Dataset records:
----------

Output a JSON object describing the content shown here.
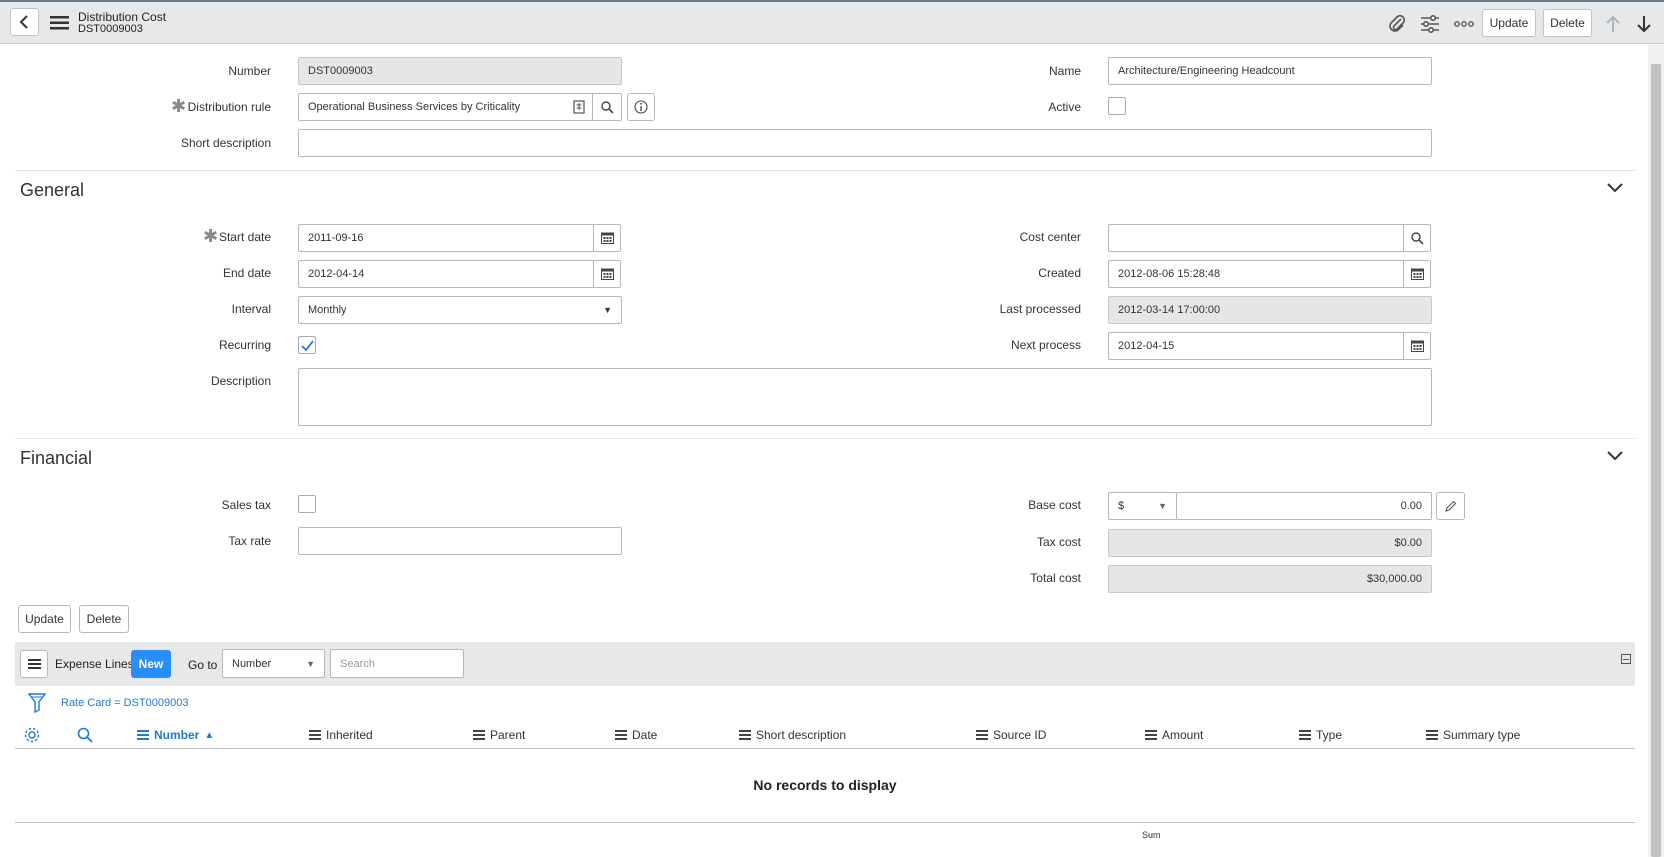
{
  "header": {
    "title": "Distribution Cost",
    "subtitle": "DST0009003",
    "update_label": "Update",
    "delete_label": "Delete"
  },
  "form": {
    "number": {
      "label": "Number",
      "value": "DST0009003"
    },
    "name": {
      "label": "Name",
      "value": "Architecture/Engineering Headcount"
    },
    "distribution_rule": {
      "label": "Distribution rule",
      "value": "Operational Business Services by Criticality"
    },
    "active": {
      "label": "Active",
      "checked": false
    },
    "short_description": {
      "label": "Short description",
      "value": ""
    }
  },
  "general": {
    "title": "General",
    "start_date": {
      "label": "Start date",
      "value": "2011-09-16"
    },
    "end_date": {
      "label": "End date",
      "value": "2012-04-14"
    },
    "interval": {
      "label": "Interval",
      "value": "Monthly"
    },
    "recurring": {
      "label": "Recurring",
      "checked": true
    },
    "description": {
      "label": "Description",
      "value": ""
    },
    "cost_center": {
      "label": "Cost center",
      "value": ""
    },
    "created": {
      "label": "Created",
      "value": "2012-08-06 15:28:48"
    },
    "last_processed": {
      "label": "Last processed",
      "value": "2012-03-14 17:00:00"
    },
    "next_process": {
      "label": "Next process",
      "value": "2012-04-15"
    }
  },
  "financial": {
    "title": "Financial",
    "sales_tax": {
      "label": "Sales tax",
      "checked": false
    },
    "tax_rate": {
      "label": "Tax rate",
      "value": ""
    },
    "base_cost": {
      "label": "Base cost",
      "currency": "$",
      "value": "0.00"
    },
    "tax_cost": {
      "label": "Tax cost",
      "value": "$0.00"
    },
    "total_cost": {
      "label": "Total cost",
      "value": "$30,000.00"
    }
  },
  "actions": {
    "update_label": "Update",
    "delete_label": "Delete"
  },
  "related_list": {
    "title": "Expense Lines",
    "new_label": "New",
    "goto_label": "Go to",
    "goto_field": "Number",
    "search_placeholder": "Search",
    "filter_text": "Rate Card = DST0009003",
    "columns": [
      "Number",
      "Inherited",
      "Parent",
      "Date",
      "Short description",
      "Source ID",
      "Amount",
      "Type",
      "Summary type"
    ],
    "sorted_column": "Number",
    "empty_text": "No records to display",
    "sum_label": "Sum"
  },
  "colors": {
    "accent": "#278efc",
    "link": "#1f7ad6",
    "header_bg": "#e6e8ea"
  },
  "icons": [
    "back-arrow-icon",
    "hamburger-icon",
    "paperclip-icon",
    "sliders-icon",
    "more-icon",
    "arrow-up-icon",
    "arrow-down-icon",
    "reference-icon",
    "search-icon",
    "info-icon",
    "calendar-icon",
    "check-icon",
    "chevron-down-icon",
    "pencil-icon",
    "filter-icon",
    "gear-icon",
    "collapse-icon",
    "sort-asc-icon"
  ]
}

----------

All records above are to be printed exactly, minus the pictures they contain.

Output a JSON object describing the content shown here.
{
  "header": {
    "title": "Distribution Cost",
    "subtitle": "DST0009003",
    "update_label": "Update",
    "delete_label": "Delete"
  },
  "form": {
    "number": {
      "label": "Number",
      "value": "DST0009003"
    },
    "name": {
      "label": "Name",
      "value": "Architecture/Engineering Headcount"
    },
    "distribution_rule": {
      "label": "Distribution rule",
      "value": "Operational Business Services by Criticality"
    },
    "active": {
      "label": "Active",
      "checked": false
    },
    "short_description": {
      "label": "Short description",
      "value": ""
    }
  },
  "general": {
    "title": "General",
    "start_date": {
      "label": "Start date",
      "value": "2011-09-16"
    },
    "end_date": {
      "label": "End date",
      "value": "2012-04-14"
    },
    "interval": {
      "label": "Interval",
      "value": "Monthly"
    },
    "recurring": {
      "label": "Recurring",
      "checked": true
    },
    "description": {
      "label": "Description",
      "value": ""
    },
    "cost_center": {
      "label": "Cost center",
      "value": ""
    },
    "created": {
      "label": "Created",
      "value": "2012-08-06 15:28:48"
    },
    "last_processed": {
      "label": "Last processed",
      "value": "2012-03-14 17:00:00"
    },
    "next_process": {
      "label": "Next process",
      "value": "2012-04-15"
    }
  },
  "financial": {
    "title": "Financial",
    "sales_tax": {
      "label": "Sales tax",
      "checked": false
    },
    "tax_rate": {
      "label": "Tax rate",
      "value": ""
    },
    "base_cost": {
      "label": "Base cost",
      "currency": "$",
      "value": "0.00"
    },
    "tax_cost": {
      "label": "Tax cost",
      "value": "$0.00"
    },
    "total_cost": {
      "label": "Total cost",
      "value": "$30,000.00"
    }
  },
  "actions": {
    "update_label": "Update",
    "delete_label": "Delete"
  },
  "related_list": {
    "title": "Expense Lines",
    "new_label": "New",
    "goto_label": "Go to",
    "goto_field": "Number",
    "search_placeholder": "Search",
    "filter_text": "Rate Card = DST0009003",
    "columns": [
      "Number",
      "Inherited",
      "Parent",
      "Date",
      "Short description",
      "Source ID",
      "Amount",
      "Type",
      "Summary type"
    ],
    "sorted_column": "Number",
    "empty_text": "No records to display",
    "sum_label": "Sum"
  },
  "colors": {
    "accent": "#278efc",
    "link": "#1f7ad6",
    "header_bg": "#e6e8ea"
  },
  "icons": [
    "back-arrow-icon",
    "hamburger-icon",
    "paperclip-icon",
    "sliders-icon",
    "more-icon",
    "arrow-up-icon",
    "arrow-down-icon",
    "reference-icon",
    "search-icon",
    "info-icon",
    "calendar-icon",
    "check-icon",
    "chevron-down-icon",
    "pencil-icon",
    "filter-icon",
    "gear-icon",
    "collapse-icon",
    "sort-asc-icon"
  ]
}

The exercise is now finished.